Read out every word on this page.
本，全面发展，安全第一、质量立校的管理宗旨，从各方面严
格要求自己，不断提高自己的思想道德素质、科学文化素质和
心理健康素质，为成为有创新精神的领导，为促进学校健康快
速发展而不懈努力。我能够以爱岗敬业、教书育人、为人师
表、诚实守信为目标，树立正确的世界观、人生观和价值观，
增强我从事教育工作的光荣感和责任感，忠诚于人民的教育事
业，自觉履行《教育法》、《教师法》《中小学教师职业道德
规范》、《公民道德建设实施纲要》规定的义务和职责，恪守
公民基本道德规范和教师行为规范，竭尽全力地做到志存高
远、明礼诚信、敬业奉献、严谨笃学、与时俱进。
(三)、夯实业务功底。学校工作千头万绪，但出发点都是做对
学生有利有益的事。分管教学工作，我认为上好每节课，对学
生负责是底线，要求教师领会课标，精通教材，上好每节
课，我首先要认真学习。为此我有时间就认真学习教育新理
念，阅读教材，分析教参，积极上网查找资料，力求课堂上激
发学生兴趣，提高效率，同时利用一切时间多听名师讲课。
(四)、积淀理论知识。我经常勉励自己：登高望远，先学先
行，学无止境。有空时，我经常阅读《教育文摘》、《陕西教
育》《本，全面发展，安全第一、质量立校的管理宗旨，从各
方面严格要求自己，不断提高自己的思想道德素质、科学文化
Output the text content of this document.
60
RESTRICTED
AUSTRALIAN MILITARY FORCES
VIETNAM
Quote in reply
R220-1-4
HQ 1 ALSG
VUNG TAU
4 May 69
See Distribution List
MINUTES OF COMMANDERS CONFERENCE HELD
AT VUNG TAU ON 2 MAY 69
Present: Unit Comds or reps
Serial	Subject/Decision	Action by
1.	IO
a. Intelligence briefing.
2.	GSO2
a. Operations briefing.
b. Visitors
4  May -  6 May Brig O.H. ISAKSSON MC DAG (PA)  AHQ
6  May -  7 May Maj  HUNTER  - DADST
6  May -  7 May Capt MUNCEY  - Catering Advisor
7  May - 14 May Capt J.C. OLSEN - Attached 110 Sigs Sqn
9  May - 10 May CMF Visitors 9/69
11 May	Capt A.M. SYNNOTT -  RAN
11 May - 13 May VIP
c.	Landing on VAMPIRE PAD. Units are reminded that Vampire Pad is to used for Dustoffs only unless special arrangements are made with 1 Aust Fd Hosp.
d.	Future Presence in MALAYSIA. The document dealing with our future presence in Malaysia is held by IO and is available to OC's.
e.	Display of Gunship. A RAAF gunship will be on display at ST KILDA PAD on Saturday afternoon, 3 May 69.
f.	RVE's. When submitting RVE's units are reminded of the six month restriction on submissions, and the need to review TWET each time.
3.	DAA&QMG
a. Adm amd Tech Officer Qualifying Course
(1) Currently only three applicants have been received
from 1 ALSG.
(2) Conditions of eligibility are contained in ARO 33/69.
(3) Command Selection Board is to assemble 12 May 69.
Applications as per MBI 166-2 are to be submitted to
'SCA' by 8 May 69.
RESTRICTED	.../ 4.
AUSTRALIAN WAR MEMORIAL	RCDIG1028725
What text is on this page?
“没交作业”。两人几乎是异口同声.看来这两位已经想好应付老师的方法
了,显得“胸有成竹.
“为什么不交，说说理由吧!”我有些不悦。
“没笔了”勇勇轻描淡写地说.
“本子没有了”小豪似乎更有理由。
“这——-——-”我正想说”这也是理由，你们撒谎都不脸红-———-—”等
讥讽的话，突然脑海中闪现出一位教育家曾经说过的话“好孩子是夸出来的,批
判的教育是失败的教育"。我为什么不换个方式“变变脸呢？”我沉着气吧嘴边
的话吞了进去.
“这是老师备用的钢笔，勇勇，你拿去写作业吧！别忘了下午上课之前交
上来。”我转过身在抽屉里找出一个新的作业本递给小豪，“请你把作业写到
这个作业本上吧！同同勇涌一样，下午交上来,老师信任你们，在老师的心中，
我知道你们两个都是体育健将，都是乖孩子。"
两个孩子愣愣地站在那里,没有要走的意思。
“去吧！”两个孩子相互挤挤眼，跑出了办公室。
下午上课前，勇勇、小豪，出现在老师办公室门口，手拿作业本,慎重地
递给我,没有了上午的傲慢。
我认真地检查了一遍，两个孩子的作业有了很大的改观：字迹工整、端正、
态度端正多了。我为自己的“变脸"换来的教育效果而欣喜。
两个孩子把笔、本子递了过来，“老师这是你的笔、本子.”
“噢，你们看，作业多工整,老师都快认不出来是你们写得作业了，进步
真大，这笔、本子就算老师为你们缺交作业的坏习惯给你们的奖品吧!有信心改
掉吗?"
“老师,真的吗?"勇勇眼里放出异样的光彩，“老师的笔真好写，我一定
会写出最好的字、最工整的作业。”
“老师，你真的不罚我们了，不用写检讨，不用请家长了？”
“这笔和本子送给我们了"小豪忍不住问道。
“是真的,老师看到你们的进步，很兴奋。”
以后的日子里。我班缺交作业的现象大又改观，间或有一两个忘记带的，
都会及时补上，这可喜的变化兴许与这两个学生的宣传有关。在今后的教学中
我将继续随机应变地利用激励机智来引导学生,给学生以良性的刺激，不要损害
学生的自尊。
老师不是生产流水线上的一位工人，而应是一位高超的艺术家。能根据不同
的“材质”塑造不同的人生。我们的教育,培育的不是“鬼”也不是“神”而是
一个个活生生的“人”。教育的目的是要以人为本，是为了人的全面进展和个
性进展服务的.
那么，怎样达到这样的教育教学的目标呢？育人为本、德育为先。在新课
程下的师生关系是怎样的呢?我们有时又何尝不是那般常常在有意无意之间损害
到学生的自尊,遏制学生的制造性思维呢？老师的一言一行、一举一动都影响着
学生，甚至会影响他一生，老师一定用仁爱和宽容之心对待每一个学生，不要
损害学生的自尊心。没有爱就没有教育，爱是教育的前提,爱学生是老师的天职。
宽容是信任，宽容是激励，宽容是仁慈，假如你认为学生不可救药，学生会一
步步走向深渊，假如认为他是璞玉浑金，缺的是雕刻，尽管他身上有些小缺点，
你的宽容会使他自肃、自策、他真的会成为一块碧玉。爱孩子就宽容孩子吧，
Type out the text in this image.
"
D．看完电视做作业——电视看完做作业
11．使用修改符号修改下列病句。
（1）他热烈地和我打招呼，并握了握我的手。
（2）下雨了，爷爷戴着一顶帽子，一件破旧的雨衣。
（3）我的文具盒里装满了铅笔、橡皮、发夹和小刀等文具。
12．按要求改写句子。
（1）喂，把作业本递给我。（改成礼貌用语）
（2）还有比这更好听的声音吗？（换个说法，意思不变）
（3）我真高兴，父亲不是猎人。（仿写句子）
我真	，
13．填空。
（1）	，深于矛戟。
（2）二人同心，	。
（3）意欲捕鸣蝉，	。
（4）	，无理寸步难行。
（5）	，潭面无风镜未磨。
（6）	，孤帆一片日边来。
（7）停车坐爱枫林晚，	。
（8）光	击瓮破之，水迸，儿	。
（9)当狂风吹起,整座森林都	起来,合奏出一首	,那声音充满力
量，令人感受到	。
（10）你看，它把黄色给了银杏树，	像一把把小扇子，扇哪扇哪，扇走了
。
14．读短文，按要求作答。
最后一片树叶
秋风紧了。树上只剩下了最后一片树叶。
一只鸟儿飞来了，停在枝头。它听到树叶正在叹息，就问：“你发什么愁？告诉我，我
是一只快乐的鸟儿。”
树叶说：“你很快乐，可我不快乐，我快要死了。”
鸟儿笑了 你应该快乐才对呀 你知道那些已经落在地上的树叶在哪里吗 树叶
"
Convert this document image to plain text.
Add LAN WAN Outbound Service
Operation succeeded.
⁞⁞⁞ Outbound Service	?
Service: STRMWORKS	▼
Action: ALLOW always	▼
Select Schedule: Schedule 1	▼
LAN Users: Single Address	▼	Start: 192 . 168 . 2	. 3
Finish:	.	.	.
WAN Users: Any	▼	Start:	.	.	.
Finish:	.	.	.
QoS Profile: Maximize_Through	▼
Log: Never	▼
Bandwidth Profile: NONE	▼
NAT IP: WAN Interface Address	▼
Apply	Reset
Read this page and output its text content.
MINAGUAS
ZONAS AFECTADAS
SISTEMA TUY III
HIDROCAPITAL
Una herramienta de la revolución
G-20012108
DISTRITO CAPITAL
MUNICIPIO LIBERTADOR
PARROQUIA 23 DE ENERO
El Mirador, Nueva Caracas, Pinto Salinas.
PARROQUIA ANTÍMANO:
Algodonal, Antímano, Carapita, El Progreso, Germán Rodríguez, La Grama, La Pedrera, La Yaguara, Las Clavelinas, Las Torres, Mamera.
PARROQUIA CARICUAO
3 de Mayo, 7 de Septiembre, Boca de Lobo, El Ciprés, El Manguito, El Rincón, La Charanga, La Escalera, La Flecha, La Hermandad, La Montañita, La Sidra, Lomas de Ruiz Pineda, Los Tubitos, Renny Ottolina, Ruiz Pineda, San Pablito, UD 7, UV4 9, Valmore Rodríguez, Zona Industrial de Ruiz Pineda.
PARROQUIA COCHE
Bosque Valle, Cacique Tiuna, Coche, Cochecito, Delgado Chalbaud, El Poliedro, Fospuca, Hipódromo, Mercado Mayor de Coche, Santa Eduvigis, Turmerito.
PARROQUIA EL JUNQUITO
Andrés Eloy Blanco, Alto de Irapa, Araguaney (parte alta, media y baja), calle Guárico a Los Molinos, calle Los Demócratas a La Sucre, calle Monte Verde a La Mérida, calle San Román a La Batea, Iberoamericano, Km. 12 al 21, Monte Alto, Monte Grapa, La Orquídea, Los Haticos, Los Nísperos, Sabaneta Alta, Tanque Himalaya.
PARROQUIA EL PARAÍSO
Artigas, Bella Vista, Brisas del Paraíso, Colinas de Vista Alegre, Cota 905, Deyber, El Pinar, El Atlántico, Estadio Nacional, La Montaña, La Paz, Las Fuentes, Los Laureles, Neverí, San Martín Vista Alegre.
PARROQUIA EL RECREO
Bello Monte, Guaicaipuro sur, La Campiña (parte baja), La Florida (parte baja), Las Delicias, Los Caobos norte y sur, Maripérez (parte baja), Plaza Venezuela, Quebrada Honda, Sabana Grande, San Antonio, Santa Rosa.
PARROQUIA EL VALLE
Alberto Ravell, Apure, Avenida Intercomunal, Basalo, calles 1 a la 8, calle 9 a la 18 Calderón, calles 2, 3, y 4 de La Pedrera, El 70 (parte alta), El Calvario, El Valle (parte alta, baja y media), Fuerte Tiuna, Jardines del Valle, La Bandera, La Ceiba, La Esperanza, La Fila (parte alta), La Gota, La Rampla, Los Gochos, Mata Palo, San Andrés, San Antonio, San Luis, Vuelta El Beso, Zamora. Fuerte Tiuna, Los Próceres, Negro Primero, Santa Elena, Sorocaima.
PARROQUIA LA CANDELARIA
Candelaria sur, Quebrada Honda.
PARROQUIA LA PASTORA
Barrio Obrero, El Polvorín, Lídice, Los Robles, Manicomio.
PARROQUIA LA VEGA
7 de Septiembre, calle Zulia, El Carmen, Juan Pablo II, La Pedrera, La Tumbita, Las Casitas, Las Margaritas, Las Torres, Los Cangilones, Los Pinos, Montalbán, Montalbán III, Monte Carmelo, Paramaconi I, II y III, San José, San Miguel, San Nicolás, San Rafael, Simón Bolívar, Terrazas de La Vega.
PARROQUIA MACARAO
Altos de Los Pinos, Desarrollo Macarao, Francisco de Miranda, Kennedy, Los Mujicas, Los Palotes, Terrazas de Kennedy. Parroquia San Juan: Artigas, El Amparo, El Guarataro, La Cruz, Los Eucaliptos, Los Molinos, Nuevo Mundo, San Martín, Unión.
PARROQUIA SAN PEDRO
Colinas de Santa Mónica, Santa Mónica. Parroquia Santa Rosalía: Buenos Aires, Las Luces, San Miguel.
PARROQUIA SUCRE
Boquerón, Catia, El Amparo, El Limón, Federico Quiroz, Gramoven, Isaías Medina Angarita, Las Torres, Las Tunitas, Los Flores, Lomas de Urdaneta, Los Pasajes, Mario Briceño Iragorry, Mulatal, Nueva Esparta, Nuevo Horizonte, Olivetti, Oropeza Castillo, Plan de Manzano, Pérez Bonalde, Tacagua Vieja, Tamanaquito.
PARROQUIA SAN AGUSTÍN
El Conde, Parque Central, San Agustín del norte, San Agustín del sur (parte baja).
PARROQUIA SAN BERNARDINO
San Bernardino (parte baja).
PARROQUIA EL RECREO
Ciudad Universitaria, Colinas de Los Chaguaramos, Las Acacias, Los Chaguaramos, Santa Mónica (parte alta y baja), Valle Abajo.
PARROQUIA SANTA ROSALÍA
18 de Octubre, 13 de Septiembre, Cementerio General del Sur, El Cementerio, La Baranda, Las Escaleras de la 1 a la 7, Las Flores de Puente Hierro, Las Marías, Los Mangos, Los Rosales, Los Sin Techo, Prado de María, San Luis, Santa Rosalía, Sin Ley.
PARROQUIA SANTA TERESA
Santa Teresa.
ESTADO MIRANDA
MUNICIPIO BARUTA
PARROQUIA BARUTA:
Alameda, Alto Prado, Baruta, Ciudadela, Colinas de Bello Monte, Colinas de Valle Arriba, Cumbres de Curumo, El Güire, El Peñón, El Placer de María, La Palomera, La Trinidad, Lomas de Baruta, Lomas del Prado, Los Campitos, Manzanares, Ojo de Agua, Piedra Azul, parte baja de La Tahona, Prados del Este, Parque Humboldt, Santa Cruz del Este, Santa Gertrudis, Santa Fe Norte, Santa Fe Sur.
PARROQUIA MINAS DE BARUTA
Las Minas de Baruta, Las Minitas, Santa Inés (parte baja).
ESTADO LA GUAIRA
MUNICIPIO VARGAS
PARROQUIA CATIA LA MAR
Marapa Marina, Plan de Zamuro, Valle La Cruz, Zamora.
+ + + +
Exercise: Reply with one number only, the count of lines above that hold the string "Molinos".

Task response: 2